◆ **The data**
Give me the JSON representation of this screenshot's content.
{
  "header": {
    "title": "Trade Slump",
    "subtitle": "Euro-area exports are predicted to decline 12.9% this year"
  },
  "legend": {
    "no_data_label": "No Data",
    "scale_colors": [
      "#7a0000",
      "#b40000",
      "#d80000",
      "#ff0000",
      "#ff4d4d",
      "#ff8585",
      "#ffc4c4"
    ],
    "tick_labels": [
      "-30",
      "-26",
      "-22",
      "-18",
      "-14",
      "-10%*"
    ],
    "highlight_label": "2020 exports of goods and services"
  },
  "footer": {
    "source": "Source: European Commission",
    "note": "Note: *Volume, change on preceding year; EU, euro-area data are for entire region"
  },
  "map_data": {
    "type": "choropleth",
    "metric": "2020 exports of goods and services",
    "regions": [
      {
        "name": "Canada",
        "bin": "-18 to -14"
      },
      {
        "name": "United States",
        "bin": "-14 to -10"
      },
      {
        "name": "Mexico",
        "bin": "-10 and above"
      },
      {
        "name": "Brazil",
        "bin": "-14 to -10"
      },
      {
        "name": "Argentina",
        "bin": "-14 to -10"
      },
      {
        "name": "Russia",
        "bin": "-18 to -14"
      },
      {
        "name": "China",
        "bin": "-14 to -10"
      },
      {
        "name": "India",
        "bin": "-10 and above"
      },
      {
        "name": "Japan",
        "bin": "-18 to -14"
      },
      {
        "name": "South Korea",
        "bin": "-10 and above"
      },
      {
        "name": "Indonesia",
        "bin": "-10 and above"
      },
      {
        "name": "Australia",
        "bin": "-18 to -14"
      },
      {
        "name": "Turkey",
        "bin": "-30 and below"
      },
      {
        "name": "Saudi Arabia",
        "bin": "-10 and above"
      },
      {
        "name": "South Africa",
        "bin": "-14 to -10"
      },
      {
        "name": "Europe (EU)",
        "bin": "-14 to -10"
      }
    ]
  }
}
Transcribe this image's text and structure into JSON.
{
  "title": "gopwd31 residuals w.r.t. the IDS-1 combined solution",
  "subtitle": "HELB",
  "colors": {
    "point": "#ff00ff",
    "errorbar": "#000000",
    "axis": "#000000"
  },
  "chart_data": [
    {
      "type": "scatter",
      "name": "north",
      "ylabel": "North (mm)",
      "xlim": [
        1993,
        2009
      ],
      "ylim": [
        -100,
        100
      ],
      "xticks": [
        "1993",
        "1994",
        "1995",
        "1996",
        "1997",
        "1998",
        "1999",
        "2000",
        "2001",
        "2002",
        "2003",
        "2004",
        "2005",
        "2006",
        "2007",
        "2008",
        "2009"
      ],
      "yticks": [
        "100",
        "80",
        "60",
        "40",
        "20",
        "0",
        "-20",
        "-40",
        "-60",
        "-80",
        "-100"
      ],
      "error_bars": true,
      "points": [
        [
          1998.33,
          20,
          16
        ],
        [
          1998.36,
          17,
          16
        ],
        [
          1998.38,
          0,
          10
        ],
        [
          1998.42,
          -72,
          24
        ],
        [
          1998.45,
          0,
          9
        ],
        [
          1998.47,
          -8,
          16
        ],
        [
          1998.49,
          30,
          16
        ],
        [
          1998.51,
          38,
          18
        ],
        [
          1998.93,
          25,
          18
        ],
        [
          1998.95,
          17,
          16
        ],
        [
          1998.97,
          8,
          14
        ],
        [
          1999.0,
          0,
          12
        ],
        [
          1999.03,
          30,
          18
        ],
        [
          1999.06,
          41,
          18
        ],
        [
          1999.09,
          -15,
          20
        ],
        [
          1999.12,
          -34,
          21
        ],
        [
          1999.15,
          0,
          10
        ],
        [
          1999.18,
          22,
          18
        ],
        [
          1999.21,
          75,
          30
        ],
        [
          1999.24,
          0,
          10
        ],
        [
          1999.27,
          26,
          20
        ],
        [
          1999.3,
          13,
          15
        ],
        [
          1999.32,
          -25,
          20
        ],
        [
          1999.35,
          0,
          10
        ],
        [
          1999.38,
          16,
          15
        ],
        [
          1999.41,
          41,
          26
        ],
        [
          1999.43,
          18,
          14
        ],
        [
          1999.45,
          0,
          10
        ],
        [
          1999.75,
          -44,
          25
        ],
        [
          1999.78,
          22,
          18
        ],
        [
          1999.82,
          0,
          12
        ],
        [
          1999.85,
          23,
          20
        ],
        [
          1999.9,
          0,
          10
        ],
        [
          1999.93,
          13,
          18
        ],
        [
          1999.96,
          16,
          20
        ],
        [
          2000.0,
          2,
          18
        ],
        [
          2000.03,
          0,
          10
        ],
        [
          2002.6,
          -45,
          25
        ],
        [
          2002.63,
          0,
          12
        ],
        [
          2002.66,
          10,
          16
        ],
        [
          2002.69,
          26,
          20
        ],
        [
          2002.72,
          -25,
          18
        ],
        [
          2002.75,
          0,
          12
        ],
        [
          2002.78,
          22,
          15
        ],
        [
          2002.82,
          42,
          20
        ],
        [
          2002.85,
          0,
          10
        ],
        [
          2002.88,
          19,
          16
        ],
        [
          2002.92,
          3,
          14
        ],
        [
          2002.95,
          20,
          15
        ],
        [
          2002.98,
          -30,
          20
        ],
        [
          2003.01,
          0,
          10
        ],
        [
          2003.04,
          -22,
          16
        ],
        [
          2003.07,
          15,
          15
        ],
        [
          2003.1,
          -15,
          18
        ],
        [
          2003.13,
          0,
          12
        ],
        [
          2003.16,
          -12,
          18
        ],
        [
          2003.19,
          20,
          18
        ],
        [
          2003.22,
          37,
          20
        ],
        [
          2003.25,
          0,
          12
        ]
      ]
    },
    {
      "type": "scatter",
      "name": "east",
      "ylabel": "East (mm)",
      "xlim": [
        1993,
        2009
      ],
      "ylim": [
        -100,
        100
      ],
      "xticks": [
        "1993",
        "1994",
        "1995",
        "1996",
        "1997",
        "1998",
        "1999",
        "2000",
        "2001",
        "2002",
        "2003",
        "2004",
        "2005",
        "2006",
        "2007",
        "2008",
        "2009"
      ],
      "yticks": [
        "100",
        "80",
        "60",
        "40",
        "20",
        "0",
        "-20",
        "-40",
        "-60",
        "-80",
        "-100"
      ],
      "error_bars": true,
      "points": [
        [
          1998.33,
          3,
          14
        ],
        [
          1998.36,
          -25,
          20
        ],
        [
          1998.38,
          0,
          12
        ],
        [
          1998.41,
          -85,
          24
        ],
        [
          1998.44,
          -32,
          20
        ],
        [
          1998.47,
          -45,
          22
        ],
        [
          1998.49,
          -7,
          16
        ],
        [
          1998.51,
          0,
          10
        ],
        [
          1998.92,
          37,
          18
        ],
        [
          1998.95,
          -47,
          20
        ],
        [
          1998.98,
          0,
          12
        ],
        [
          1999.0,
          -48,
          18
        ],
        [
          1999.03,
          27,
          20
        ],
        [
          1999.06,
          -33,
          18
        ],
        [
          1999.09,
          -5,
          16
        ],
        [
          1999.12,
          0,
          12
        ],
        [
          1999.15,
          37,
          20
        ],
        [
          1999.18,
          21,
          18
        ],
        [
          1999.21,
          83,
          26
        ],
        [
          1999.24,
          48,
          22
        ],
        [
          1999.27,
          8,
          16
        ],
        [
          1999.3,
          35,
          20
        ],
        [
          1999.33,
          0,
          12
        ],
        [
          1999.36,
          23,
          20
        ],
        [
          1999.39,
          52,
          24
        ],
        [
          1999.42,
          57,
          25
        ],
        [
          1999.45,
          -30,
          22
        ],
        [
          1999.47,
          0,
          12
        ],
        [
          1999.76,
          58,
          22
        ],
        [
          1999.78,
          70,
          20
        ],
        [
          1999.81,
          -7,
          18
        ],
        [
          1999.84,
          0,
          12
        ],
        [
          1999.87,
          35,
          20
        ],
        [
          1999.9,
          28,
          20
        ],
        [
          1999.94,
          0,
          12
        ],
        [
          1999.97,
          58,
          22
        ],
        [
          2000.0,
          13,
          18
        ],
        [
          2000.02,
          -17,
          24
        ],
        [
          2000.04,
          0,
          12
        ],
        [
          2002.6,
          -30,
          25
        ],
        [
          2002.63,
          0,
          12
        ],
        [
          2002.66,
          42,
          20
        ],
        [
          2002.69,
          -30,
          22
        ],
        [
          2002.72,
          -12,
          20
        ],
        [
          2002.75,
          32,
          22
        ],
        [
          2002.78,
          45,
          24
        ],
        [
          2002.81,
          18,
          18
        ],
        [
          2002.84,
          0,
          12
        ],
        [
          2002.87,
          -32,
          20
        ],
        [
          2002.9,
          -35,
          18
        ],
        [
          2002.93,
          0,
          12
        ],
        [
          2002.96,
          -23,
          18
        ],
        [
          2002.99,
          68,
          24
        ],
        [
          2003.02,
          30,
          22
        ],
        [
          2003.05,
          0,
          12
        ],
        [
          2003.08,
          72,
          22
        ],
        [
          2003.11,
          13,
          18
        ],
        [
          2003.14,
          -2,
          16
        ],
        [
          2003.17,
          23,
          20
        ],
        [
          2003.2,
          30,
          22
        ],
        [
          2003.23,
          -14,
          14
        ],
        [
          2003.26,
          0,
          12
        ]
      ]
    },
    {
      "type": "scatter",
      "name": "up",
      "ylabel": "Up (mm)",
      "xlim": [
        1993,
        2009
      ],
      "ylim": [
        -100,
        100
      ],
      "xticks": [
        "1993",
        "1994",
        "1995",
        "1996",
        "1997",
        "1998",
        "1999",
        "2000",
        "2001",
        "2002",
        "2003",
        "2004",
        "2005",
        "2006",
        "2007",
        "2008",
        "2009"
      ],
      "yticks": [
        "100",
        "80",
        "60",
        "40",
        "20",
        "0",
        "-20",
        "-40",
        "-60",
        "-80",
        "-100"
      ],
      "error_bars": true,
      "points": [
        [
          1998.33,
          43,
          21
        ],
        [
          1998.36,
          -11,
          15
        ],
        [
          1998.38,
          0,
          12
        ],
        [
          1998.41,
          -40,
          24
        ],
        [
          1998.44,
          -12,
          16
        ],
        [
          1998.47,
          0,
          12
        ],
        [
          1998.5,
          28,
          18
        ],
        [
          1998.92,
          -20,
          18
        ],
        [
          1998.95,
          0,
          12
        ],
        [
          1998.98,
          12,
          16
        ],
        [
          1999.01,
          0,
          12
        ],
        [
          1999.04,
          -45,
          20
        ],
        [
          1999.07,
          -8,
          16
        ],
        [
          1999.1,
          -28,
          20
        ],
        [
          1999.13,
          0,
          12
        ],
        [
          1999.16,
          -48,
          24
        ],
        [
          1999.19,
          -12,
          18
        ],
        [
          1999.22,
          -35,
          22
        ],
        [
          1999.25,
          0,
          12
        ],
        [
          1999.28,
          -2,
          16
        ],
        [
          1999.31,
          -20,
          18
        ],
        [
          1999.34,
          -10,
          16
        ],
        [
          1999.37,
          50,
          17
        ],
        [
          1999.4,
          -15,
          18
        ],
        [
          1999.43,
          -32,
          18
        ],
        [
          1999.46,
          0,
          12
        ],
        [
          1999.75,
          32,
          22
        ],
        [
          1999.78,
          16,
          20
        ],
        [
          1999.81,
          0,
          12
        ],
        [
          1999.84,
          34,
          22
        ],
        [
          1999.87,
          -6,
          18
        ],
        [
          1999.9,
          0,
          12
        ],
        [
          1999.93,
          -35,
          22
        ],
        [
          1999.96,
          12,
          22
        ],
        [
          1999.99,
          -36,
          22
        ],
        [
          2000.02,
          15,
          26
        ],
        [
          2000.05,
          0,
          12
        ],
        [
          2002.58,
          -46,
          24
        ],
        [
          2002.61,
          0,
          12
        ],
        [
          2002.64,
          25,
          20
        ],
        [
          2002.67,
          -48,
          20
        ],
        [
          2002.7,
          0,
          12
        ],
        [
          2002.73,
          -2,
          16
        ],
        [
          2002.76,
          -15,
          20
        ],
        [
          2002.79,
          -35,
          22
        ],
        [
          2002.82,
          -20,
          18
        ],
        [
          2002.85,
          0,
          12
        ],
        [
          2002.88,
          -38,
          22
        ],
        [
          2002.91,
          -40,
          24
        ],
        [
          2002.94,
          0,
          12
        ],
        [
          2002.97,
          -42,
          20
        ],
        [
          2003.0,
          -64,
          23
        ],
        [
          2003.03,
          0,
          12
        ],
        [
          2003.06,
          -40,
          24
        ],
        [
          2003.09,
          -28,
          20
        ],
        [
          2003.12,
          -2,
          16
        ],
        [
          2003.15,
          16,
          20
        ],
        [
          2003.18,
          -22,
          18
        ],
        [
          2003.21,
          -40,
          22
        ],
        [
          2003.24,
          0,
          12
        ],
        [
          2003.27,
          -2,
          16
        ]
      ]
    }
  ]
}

◆ **Problem to work on**
List all lines holding the string "services".

◆ **Full solution**
    "highlight_label": "2020 exports of goods and services"
    "metric": "2020 exports of goods and services",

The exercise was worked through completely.